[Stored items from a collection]
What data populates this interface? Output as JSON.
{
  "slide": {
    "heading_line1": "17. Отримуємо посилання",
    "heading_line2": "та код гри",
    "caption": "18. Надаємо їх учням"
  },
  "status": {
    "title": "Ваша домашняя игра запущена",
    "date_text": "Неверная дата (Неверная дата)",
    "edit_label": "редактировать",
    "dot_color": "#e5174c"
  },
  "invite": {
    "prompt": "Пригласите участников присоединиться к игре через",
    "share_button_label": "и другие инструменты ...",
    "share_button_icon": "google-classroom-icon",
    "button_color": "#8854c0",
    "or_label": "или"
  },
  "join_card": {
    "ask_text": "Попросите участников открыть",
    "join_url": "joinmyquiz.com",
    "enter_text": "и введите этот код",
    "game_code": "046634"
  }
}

==

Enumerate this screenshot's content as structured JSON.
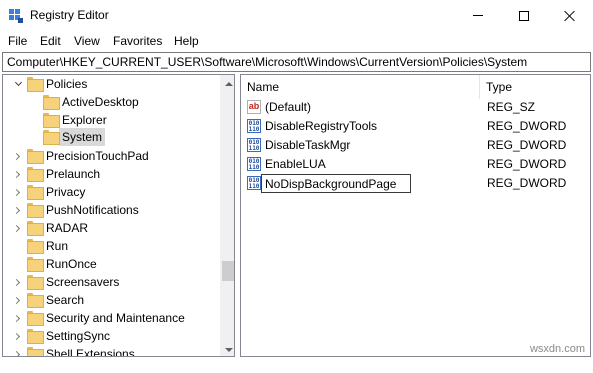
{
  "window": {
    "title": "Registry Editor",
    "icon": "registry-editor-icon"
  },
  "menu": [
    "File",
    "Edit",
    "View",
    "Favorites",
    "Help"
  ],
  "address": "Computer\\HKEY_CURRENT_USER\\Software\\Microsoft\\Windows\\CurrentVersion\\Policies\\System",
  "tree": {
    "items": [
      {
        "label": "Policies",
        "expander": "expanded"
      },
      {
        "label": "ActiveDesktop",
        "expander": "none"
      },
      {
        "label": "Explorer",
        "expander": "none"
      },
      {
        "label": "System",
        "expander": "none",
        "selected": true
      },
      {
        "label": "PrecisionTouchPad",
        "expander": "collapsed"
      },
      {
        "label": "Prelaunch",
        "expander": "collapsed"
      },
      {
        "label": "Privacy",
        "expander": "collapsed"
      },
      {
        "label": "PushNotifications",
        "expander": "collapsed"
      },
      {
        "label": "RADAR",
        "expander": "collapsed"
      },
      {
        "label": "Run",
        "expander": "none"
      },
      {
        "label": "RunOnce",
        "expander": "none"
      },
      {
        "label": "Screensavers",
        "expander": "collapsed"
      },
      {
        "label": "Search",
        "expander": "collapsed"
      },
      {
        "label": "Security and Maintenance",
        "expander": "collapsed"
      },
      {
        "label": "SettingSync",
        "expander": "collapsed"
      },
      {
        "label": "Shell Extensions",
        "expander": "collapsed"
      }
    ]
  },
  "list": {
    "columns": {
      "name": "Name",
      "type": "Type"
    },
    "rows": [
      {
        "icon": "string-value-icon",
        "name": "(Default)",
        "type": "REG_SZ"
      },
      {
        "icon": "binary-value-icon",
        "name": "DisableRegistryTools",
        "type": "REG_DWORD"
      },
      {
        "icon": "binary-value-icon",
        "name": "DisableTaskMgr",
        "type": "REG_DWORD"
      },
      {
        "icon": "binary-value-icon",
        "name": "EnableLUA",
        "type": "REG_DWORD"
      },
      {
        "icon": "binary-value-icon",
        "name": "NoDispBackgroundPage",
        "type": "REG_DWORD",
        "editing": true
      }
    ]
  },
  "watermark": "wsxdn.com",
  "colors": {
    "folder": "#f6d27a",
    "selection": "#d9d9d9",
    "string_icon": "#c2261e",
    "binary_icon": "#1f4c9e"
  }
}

[What this task involves]
Among the entries, how many lines include the word "title"? Answer with a single number and nothing further.

[Result of the task]
2